__TASK GOAL__.
Without the pictures, return each record as it appears.
* begin DATASET *
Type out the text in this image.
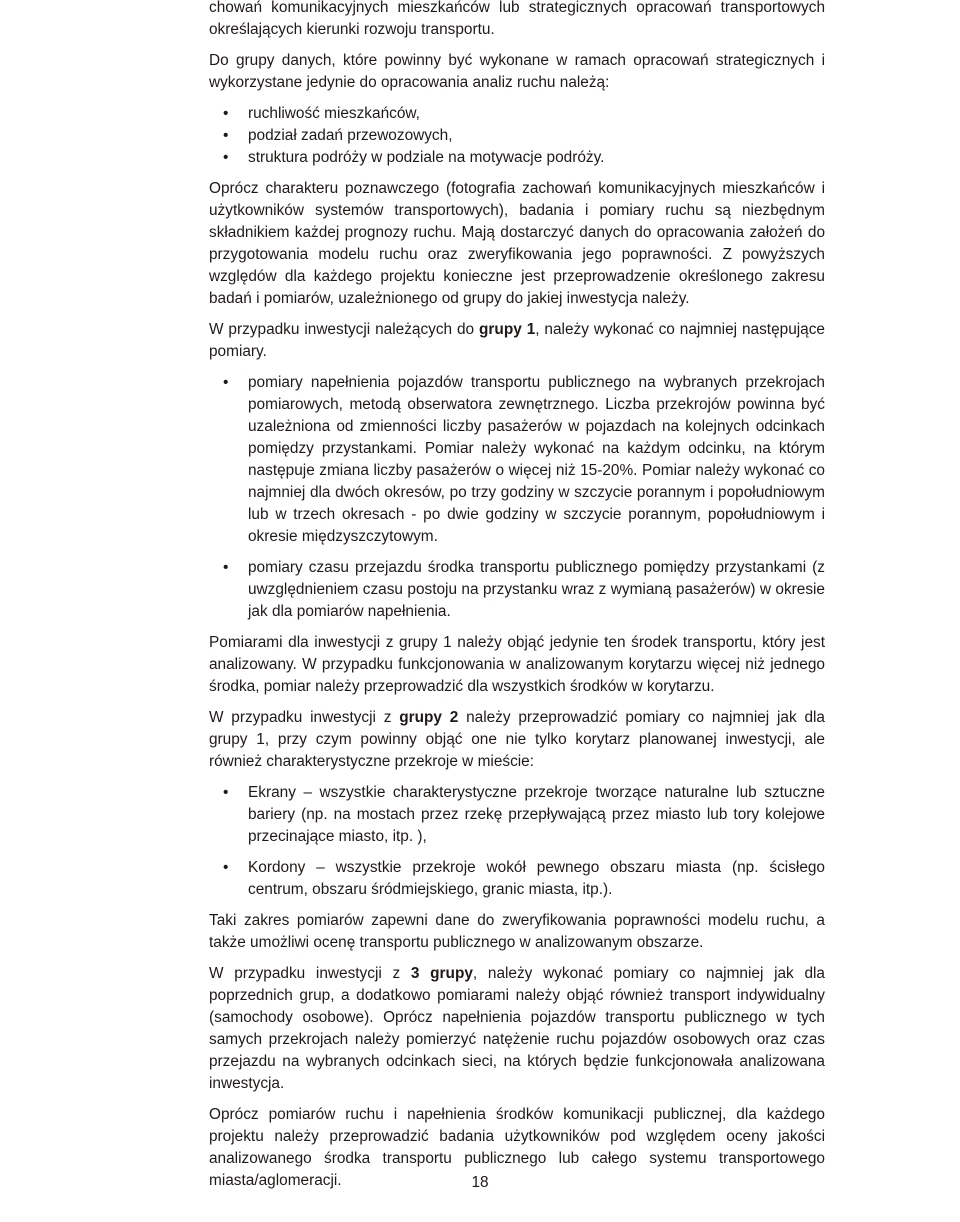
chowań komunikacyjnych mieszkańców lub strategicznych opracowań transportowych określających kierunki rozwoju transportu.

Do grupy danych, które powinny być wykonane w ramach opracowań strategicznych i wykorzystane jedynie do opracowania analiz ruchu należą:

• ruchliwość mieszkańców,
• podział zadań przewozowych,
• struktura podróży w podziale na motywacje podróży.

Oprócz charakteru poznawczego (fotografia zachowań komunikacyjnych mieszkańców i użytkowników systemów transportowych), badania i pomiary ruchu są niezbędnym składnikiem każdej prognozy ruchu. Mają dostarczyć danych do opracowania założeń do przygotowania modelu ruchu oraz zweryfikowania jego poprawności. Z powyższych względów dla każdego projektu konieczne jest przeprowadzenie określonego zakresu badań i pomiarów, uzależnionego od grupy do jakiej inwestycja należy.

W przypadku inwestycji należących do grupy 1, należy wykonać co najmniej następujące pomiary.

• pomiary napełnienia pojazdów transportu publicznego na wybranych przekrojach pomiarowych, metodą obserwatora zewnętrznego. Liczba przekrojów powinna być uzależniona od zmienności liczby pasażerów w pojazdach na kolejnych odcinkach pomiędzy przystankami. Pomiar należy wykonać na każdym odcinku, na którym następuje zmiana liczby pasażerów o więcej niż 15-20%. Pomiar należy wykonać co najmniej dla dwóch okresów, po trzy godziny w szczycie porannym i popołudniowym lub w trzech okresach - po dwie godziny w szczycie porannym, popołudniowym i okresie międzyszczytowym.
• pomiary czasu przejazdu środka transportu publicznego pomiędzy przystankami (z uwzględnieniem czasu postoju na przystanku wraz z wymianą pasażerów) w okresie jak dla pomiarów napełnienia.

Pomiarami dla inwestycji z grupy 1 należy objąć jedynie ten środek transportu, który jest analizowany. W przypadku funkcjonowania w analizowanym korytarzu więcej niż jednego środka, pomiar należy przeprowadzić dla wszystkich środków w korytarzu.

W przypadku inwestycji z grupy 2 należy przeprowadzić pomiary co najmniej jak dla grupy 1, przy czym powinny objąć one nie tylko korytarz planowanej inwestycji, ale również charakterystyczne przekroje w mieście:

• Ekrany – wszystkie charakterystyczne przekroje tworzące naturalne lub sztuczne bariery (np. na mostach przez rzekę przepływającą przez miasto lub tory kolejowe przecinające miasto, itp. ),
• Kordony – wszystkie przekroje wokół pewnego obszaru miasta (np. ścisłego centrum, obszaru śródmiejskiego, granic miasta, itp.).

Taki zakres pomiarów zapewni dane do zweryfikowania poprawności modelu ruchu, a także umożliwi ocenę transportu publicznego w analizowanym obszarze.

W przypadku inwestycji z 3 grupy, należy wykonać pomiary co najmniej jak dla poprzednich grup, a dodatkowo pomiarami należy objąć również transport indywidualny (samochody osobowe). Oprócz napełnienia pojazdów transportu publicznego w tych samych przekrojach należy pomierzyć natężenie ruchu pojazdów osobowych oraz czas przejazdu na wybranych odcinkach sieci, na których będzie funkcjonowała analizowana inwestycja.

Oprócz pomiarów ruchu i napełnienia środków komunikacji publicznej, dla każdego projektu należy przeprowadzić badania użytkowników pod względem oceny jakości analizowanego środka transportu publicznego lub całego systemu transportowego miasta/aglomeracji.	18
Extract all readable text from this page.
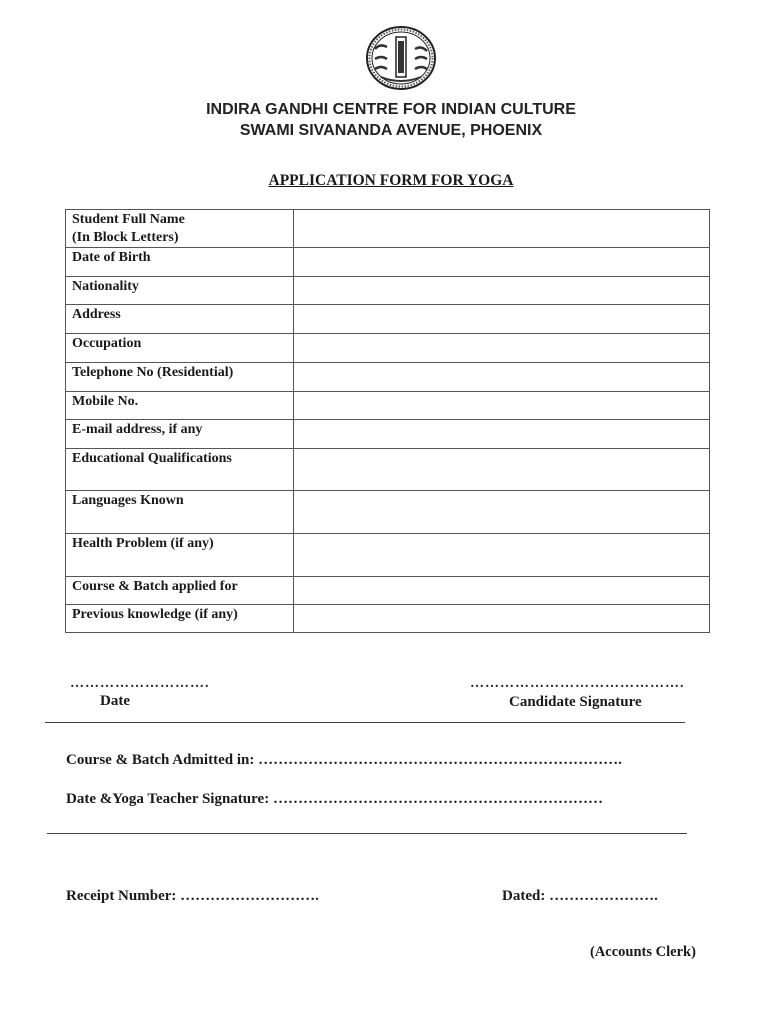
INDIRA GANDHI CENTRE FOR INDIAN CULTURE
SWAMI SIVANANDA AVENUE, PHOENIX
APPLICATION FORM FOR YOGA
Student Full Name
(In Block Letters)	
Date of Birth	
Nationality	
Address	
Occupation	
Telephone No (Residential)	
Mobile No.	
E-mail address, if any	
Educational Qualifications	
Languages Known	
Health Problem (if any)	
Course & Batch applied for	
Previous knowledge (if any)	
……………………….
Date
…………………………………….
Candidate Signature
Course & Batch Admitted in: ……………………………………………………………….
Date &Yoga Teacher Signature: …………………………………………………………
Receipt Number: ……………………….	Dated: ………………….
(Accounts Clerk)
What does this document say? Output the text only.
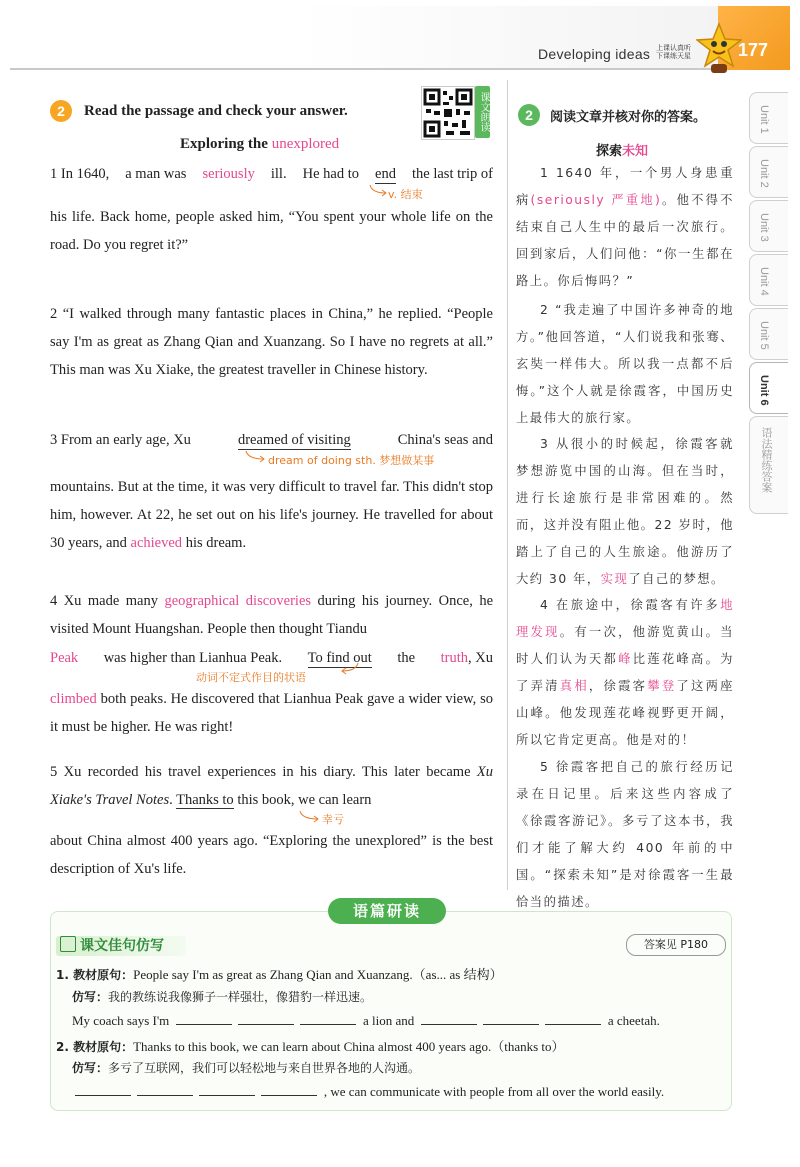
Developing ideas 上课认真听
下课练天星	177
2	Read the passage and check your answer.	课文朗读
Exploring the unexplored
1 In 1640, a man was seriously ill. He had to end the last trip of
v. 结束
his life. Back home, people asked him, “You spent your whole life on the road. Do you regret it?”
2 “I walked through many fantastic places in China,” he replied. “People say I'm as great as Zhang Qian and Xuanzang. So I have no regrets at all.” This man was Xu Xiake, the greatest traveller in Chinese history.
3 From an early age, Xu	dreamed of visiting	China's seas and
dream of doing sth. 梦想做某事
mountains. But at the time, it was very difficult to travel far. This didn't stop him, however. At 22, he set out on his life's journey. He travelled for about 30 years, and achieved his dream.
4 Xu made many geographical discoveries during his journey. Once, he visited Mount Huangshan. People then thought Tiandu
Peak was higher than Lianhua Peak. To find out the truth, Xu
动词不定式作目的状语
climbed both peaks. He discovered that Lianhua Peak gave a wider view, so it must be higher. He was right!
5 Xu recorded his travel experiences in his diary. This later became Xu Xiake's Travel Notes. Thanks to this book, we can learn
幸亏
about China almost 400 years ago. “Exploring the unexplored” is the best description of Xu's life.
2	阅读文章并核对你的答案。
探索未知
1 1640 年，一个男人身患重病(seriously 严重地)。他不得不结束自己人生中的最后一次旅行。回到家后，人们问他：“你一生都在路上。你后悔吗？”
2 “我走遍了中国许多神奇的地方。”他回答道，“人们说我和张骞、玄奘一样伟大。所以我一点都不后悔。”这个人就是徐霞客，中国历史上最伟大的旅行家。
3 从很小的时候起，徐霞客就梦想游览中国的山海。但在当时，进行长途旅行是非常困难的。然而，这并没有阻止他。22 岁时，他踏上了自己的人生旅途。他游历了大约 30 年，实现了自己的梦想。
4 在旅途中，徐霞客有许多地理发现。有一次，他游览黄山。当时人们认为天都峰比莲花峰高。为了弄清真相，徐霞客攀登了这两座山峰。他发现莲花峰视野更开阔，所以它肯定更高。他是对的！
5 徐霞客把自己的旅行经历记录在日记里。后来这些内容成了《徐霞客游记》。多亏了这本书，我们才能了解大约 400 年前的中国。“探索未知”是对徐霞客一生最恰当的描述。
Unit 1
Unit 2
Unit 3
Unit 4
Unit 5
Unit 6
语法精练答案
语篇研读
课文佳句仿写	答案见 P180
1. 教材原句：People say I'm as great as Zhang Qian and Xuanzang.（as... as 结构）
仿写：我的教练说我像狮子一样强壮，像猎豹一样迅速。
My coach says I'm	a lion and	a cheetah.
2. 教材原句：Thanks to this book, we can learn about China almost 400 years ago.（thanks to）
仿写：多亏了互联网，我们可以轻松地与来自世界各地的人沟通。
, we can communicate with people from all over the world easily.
* end DATASET *
__RESULT OF THE TASK__.
Type out the text in this image.
chowań komunikacyjnych mieszkańców lub strategicznych opracowań transportowych określających kierunki rozwoju transportu.

Do grupy danych, które powinny być wykonane w ramach opracowań strategicznych i wykorzystane jedynie do opracowania analiz ruchu należą:

• ruchliwość mieszkańców,
• podział zadań przewozowych,
• struktura podróży w podziale na motywacje podróży.

Oprócz charakteru poznawczego (fotografia zachowań komunikacyjnych mieszkańców i użytkowników systemów transportowych), badania i pomiary ruchu są niezbędnym składnikiem każdej prognozy ruchu. Mają dostarczyć danych do opracowania założeń do przygotowania modelu ruchu oraz zweryfikowania jego poprawności. Z powyższych względów dla każdego projektu konieczne jest przeprowadzenie określonego zakresu badań i pomiarów, uzależnionego od grupy do jakiej inwestycja należy.

W przypadku inwestycji należących do grupy 1, należy wykonać co najmniej następujące pomiary.

• pomiary napełnienia pojazdów transportu publicznego na wybranych przekrojach pomiarowych, metodą obserwatora zewnętrznego. Liczba przekrojów powinna być uzależniona od zmienności liczby pasażerów w pojazdach na kolejnych odcinkach pomiędzy przystankami. Pomiar należy wykonać na każdym odcinku, na którym następuje zmiana liczby pasażerów o więcej niż 15-20%. Pomiar należy wykonać co najmniej dla dwóch okresów, po trzy godziny w szczycie porannym i popołudniowym lub w trzech okresach - po dwie godziny w szczycie porannym, popołudniowym i okresie międzyszczytowym.
• pomiary czasu przejazdu środka transportu publicznego pomiędzy przystankami (z uwzględnieniem czasu postoju na przystanku wraz z wymianą pasażerów) w okresie jak dla pomiarów napełnienia.

Pomiarami dla inwestycji z grupy 1 należy objąć jedynie ten środek transportu, który jest analizowany. W przypadku funkcjonowania w analizowanym korytarzu więcej niż jednego środka, pomiar należy przeprowadzić dla wszystkich środków w korytarzu.

W przypadku inwestycji z grupy 2 należy przeprowadzić pomiary co najmniej jak dla grupy 1, przy czym powinny objąć one nie tylko korytarz planowanej inwestycji, ale również charakterystyczne przekroje w mieście:

• Ekrany – wszystkie charakterystyczne przekroje tworzące naturalne lub sztuczne bariery (np. na mostach przez rzekę przepływającą przez miasto lub tory kolejowe przecinające miasto, itp. ),
• Kordony – wszystkie przekroje wokół pewnego obszaru miasta (np. ścisłego centrum, obszaru śródmiejskiego, granic miasta, itp.).

Taki zakres pomiarów zapewni dane do zweryfikowania poprawności modelu ruchu, a także umożliwi ocenę transportu publicznego w analizowanym obszarze.

W przypadku inwestycji z 3 grupy, należy wykonać pomiary co najmniej jak dla poprzednich grup, a dodatkowo pomiarami należy objąć również transport indywidualny (samochody osobowe). Oprócz napełnienia pojazdów transportu publicznego w tych samych przekrojach należy pomierzyć natężenie ruchu pojazdów osobowych oraz czas przejazdu na wybranych odcinkach sieci, na których będzie funkcjonowała analizowana inwestycja.

Oprócz pomiarów ruchu i napełnienia środków komunikacji publicznej, dla każdego projektu należy przeprowadzić badania użytkowników pod względem oceny jakości analizowanego środka transportu publicznego lub całego systemu transportowego miasta/aglomeracji.	18
Extract all readable text from this page.
INDIRA GANDHI CENTRE FOR INDIAN CULTURE
SWAMI SIVANANDA AVENUE, PHOENIX
APPLICATION FORM FOR YOGA
Student Full Name
(In Block Letters)	
Date of Birth	
Nationality	
Address	
Occupation	
Telephone No (Residential)	
Mobile No.	
E-mail address, if any	
Educational Qualifications	
Languages Known	
Health Problem (if any)	
Course & Batch applied for	
Previous knowledge (if any)	
……………………….
Date
…………………………………….
Candidate Signature
Course & Batch Admitted in: ……………………………………………………………….
Date &Yoga Teacher Signature: …………………………………………………………
Receipt Number: ……………………….	Dated: ………………….
(Accounts Clerk)
What does this document say? Output the text only.
Developing ideas 上课认真听
下课练天星	177
2	Read the passage and check your answer.	课文朗读
Exploring the unexplored
1 In 1640, a man was seriously ill. He had to end the last trip of
v. 结束
his life. Back home, people asked him, “You spent your whole life on the road. Do you regret it?”
2 “I walked through many fantastic places in China,” he replied. “People say I'm as great as Zhang Qian and Xuanzang. So I have no regrets at all.” This man was Xu Xiake, the greatest traveller in Chinese history.
3 From an early age, Xu	dreamed of visiting	China's seas and
dream of doing sth. 梦想做某事
mountains. But at the time, it was very difficult to travel far. This didn't stop him, however. At 22, he set out on his life's journey. He travelled for about 30 years, and achieved his dream.
4 Xu made many geographical discoveries during his journey. Once, he visited Mount Huangshan. People then thought Tiandu
Peak was higher than Lianhua Peak. To find out the truth, Xu
动词不定式作目的状语
climbed both peaks. He discovered that Lianhua Peak gave a wider view, so it must be higher. He was right!
5 Xu recorded his travel experiences in his diary. This later became Xu Xiake's Travel Notes. Thanks to this book, we can learn
幸亏
about China almost 400 years ago. “Exploring the unexplored” is the best description of Xu's life.
2	阅读文章并核对你的答案。
探索未知
1 1640 年，一个男人身患重病(seriously 严重地)。他不得不结束自己人生中的最后一次旅行。回到家后，人们问他：“你一生都在路上。你后悔吗？”
2 “我走遍了中国许多神奇的地方。”他回答道，“人们说我和张骞、玄奘一样伟大。所以我一点都不后悔。”这个人就是徐霞客，中国历史上最伟大的旅行家。
3 从很小的时候起，徐霞客就梦想游览中国的山海。但在当时，进行长途旅行是非常困难的。然而，这并没有阻止他。22 岁时，他踏上了自己的人生旅途。他游历了大约 30 年，实现了自己的梦想。
4 在旅途中，徐霞客有许多地理发现。有一次，他游览黄山。当时人们认为天都峰比莲花峰高。为了弄清真相，徐霞客攀登了这两座山峰。他发现莲花峰视野更开阔，所以它肯定更高。他是对的！
5 徐霞客把自己的旅行经历记录在日记里。后来这些内容成了《徐霞客游记》。多亏了这本书，我们才能了解大约 400 年前的中国。“探索未知”是对徐霞客一生最恰当的描述。
Unit 1
Unit 2
Unit 3
Unit 4
Unit 5
Unit 6
语法精练答案
语篇研读
课文佳句仿写	答案见 P180
1. 教材原句：People say I'm as great as Zhang Qian and Xuanzang.（as... as 结构）
仿写：我的教练说我像狮子一样强壮，像猎豹一样迅速。
My coach says I'm	a lion and	a cheetah.
2. 教材原句：Thanks to this book, we can learn about China almost 400 years ago.（thanks to）
仿写：多亏了互联网，我们可以轻松地与来自世界各地的人沟通。
, we can communicate with people from all over the world easily.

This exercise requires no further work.